▶ INPUT ROWS
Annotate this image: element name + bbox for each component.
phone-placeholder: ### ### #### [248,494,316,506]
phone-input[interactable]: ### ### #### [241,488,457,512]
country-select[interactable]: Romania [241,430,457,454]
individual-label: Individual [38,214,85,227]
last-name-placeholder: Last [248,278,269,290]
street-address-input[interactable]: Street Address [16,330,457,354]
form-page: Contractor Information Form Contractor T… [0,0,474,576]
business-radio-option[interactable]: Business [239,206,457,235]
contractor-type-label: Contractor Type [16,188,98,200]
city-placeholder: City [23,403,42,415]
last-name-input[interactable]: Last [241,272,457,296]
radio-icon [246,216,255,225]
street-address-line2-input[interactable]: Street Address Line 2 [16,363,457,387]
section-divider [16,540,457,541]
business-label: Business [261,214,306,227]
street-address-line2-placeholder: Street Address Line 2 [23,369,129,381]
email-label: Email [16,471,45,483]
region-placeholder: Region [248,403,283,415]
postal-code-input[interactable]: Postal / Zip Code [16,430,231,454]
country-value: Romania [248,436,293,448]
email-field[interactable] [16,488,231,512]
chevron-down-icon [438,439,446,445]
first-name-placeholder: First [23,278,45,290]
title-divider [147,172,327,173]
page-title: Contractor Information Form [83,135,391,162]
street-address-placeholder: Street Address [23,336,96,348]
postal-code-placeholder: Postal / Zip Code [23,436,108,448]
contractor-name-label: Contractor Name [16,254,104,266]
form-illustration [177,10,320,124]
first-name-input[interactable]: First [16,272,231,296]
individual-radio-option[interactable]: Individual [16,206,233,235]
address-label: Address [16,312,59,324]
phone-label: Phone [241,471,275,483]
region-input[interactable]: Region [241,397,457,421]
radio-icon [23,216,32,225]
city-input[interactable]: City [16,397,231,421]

▶ EXERCISE DESCRIPTION
Render every line of the material above as a JSON list of strings, one string per line, omitting blank lines.

▶ ANSWER
[
  "Annotate this image: element name + bbox for each component.",
  "phone-placeholder: ### ### #### [248,494,316,506]",
  "phone-input[interactable]: ### ### #### [241,488,457,512]",
  "country-select[interactable]: Romania [241,430,457,454]",
  "individual-label: Individual [38,214,85,227]",
  "last-name-placeholder: Last [248,278,269,290]",
  "street-address-input[interactable]: Street Address [16,330,457,354]",
  "form-page: Contractor Information Form Contractor T… [0,0,474,576]",
  "business-radio-option[interactable]: Business [239,206,457,235]",
  "contractor-type-label: Contractor Type [16,188,98,200]",
  "city-placeholder: City [23,403,42,415]",
  "last-name-input[interactable]: Last [241,272,457,296]",
  "radio-icon [246,216,255,225]",
  "street-address-line2-input[interactable]: Street Address Line 2 [16,363,457,387]",
  "section-divider [16,540,457,541]",
  "business-label: Business [261,214,306,227]",
  "street-address-line2-placeholder: Street Address Line 2 [23,369,129,381]",
  "email-label: Email [16,471,45,483]",
  "region-placeholder: Region [248,403,283,415]",
  "postal-code-input[interactable]: Postal / Zip Code [16,430,231,454]",
  "country-value: Romania [248,436,293,448]",
  "email-field[interactable] [16,488,231,512]",
  "chevron-down-icon [438,439,446,445]",
  "first-name-placeholder: First [23,278,45,290]",
  "title-divider [147,172,327,173]",
  "page-title: Contractor Information Form [83,135,391,162]",
  "street-address-placeholder: Street Address [23,336,96,348]",
  "postal-code-placeholder: Postal / Zip Code [23,436,108,448]",
  "contractor-name-label: Contractor Name [16,254,104,266]",
  "form-illustration [177,10,320,124]",
  "first-name-input[interactable]: First [16,272,231,296]",
  "individual-radio-option[interactable]: Individual [16,206,233,235]",
  "address-label: Address [16,312,59,324]",
  "phone-label: Phone [241,471,275,483]",
  "region-input[interactable]: Region [241,397,457,421]",
  "radio-icon [23,216,32,225]",
  "city-input[interactable]: City [16,397,231,421]"
]